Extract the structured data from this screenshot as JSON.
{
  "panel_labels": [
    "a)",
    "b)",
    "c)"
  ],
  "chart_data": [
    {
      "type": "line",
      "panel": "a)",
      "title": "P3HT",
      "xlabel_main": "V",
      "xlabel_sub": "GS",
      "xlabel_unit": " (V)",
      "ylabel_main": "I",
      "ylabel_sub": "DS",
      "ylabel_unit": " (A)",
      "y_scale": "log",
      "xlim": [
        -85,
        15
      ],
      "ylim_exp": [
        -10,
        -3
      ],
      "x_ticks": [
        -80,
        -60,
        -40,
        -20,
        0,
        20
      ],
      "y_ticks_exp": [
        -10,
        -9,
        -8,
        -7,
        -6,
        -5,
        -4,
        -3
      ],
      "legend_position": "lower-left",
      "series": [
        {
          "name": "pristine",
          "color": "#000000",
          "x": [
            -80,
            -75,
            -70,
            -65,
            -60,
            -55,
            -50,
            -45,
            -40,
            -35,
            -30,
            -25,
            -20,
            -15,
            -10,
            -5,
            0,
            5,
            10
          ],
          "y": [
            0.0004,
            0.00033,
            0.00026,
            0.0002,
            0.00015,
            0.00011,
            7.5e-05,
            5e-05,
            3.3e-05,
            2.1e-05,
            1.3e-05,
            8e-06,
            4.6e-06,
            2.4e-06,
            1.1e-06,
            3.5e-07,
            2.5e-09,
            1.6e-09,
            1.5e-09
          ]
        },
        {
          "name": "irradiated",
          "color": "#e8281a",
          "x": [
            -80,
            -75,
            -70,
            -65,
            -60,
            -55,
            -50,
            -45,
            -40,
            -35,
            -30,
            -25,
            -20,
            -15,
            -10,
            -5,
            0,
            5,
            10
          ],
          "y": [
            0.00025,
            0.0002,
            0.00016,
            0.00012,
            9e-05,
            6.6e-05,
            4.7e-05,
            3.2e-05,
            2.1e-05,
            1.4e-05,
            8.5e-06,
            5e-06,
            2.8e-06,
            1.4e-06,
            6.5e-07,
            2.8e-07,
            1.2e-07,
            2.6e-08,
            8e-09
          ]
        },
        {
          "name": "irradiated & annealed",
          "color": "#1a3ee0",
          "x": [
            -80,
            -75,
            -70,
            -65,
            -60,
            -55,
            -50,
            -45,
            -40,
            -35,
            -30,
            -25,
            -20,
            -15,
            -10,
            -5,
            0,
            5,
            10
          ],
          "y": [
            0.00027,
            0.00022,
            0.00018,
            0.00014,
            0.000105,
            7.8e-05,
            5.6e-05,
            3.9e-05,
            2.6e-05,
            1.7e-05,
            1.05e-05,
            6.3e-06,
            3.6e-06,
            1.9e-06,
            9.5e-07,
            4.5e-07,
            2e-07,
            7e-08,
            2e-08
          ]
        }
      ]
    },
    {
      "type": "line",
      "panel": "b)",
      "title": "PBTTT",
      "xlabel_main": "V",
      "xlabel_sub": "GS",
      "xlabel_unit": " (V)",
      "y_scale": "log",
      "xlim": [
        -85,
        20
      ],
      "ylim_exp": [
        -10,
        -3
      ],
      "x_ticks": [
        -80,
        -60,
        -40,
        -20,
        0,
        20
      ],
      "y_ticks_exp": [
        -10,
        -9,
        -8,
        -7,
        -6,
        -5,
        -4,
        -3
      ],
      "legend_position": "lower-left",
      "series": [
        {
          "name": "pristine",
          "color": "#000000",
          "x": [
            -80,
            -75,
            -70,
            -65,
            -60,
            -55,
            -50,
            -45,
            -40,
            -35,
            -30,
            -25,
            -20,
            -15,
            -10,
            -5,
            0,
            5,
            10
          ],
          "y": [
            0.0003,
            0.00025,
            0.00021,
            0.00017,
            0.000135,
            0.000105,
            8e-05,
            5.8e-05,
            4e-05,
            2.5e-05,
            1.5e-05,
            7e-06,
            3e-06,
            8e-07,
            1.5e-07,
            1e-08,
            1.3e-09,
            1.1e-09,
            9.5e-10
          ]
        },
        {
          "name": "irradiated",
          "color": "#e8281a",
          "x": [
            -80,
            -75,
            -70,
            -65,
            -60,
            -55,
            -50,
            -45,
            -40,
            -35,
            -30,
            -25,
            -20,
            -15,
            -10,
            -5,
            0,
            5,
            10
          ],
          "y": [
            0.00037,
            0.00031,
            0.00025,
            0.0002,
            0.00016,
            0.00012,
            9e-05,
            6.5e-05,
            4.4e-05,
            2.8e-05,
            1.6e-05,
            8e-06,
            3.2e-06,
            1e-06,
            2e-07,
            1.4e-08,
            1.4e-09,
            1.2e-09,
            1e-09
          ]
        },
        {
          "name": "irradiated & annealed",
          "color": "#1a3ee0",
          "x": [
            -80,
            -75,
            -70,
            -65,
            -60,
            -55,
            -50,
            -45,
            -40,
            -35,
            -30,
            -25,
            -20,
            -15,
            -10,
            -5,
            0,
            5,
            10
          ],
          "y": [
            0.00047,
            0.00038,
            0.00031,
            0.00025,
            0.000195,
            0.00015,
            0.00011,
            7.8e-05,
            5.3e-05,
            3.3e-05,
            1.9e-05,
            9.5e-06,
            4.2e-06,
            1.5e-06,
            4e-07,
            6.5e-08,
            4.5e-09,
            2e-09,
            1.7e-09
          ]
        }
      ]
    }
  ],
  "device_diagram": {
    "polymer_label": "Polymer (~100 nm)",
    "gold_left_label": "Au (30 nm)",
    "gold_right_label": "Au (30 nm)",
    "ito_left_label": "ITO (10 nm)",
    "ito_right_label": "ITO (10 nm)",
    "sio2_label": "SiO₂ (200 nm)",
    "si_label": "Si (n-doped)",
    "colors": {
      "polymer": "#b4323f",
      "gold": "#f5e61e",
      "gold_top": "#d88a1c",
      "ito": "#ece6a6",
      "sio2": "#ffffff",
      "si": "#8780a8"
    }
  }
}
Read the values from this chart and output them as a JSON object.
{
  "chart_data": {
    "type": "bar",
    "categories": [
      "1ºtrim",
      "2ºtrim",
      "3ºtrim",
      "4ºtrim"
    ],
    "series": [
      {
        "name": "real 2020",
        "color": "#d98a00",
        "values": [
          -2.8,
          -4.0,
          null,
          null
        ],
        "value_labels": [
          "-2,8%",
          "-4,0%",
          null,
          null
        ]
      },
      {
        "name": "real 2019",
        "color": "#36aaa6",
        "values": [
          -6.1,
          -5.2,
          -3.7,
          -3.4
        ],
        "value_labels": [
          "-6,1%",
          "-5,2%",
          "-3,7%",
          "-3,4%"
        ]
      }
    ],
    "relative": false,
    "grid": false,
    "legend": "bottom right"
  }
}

__PROMPT__
Output the full listing without altering anything.

__EXERCISE ANSWER__
Extract the structured data from this screenshot as JSON.
{
  "panel_labels": [
    "a)",
    "b)",
    "c)"
  ],
  "chart_data": [
    {
      "type": "line",
      "panel": "a)",
      "title": "P3HT",
      "xlabel_main": "V",
      "xlabel_sub": "GS",
      "xlabel_unit": " (V)",
      "ylabel_main": "I",
      "ylabel_sub": "DS",
      "ylabel_unit": " (A)",
      "y_scale": "log",
      "xlim": [
        -85,
        15
      ],
      "ylim_exp": [
        -10,
        -3
      ],
      "x_ticks": [
        -80,
        -60,
        -40,
        -20,
        0,
        20
      ],
      "y_ticks_exp": [
        -10,
        -9,
        -8,
        -7,
        -6,
        -5,
        -4,
        -3
      ],
      "legend_position": "lower-left",
      "series": [
        {
          "name": "pristine",
          "color": "#000000",
          "x": [
            -80,
            -75,
            -70,
            -65,
            -60,
            -55,
            -50,
            -45,
            -40,
            -35,
            -30,
            -25,
            -20,
            -15,
            -10,
            -5,
            0,
            5,
            10
          ],
          "y": [
            0.0004,
            0.00033,
            0.00026,
            0.0002,
            0.00015,
            0.00011,
            7.5e-05,
            5e-05,
            3.3e-05,
            2.1e-05,
            1.3e-05,
            8e-06,
            4.6e-06,
            2.4e-06,
            1.1e-06,
            3.5e-07,
            2.5e-09,
            1.6e-09,
            1.5e-09
          ]
        },
        {
          "name": "irradiated",
          "color": "#e8281a",
          "x": [
            -80,
            -75,
            -70,
            -65,
            -60,
            -55,
            -50,
            -45,
            -40,
            -35,
            -30,
            -25,
            -20,
            -15,
            -10,
            -5,
            0,
            5,
            10
          ],
          "y": [
            0.00025,
            0.0002,
            0.00016,
            0.00012,
            9e-05,
            6.6e-05,
            4.7e-05,
            3.2e-05,
            2.1e-05,
            1.4e-05,
            8.5e-06,
            5e-06,
            2.8e-06,
            1.4e-06,
            6.5e-07,
            2.8e-07,
            1.2e-07,
            2.6e-08,
            8e-09
          ]
        },
        {
          "name": "irradiated & annealed",
          "color": "#1a3ee0",
          "x": [
            -80,
            -75,
            -70,
            -65,
            -60,
            -55,
            -50,
            -45,
            -40,
            -35,
            -30,
            -25,
            -20,
            -15,
            -10,
            -5,
            0,
            5,
            10
          ],
          "y": [
            0.00027,
            0.00022,
            0.00018,
            0.00014,
            0.000105,
            7.8e-05,
            5.6e-05,
            3.9e-05,
            2.6e-05,
            1.7e-05,
            1.05e-05,
            6.3e-06,
            3.6e-06,
            1.9e-06,
            9.5e-07,
            4.5e-07,
            2e-07,
            7e-08,
            2e-08
          ]
        }
      ]
    },
    {
      "type": "line",
      "panel": "b)",
      "title": "PBTTT",
      "xlabel_main": "V",
      "xlabel_sub": "GS",
      "xlabel_unit": " (V)",
      "y_scale": "log",
      "xlim": [
        -85,
        20
      ],
      "ylim_exp": [
        -10,
        -3
      ],
      "x_ticks": [
        -80,
        -60,
        -40,
        -20,
        0,
        20
      ],
      "y_ticks_exp": [
        -10,
        -9,
        -8,
        -7,
        -6,
        -5,
        -4,
        -3
      ],
      "legend_position": "lower-left",
      "series": [
        {
          "name": "pristine",
          "color": "#000000",
          "x": [
            -80,
            -75,
            -70,
            -65,
            -60,
            -55,
            -50,
            -45,
            -40,
            -35,
            -30,
            -25,
            -20,
            -15,
            -10,
            -5,
            0,
            5,
            10
          ],
          "y": [
            0.0003,
            0.00025,
            0.00021,
            0.00017,
            0.000135,
            0.000105,
            8e-05,
            5.8e-05,
            4e-05,
            2.5e-05,
            1.5e-05,
            7e-06,
            3e-06,
            8e-07,
            1.5e-07,
            1e-08,
            1.3e-09,
            1.1e-09,
            9.5e-10
          ]
        },
        {
          "name": "irradiated",
          "color": "#e8281a",
          "x": [
            -80,
            -75,
            -70,
            -65,
            -60,
            -55,
            -50,
            -45,
            -40,
            -35,
            -30,
            -25,
            -20,
            -15,
            -10,
            -5,
            0,
            5,
            10
          ],
          "y": [
            0.00037,
            0.00031,
            0.00025,
            0.0002,
            0.00016,
            0.00012,
            9e-05,
            6.5e-05,
            4.4e-05,
            2.8e-05,
            1.6e-05,
            8e-06,
            3.2e-06,
            1e-06,
            2e-07,
            1.4e-08,
            1.4e-09,
            1.2e-09,
            1e-09
          ]
        },
        {
          "name": "irradiated & annealed",
          "color": "#1a3ee0",
          "x": [
            -80,
            -75,
            -70,
            -65,
            -60,
            -55,
            -50,
            -45,
            -40,
            -35,
            -30,
            -25,
            -20,
            -15,
            -10,
            -5,
            0,
            5,
            10
          ],
          "y": [
            0.00047,
            0.00038,
            0.00031,
            0.00025,
            0.000195,
            0.00015,
            0.00011,
            7.8e-05,
            5.3e-05,
            3.3e-05,
            1.9e-05,
            9.5e-06,
            4.2e-06,
            1.5e-06,
            4e-07,
            6.5e-08,
            4.5e-09,
            2e-09,
            1.7e-09
          ]
        }
      ]
    }
  ],
  "device_diagram": {
    "polymer_label": "Polymer (~100 nm)",
    "gold_left_label": "Au (30 nm)",
    "gold_right_label": "Au (30 nm)",
    "ito_left_label": "ITO (10 nm)",
    "ito_right_label": "ITO (10 nm)",
    "sio2_label": "SiO₂ (200 nm)",
    "si_label": "Si (n-doped)",
    "colors": {
      "polymer": "#b4323f",
      "gold": "#f5e61e",
      "gold_top": "#d88a1c",
      "ito": "#ece6a6",
      "sio2": "#ffffff",
      "si": "#8780a8"
    }
  }
}
Read the values from this chart and output them as a JSON object.
{
  "chart_data": {
    "type": "bar",
    "categories": [
      "1ºtrim",
      "2ºtrim",
      "3ºtrim",
      "4ºtrim"
    ],
    "series": [
      {
        "name": "real 2020",
        "color": "#d98a00",
        "values": [
          -2.8,
          -4.0,
          null,
          null
        ],
        "value_labels": [
          "-2,8%",
          "-4,0%",
          null,
          null
        ]
      },
      {
        "name": "real 2019",
        "color": "#36aaa6",
        "values": [
          -6.1,
          -5.2,
          -3.7,
          -3.4
        ],
        "value_labels": [
          "-6,1%",
          "-5,2%",
          "-3,7%",
          "-3,4%"
        ]
      }
    ],
    "relative": false,
    "grid": false,
    "legend": "bottom right"
  }
}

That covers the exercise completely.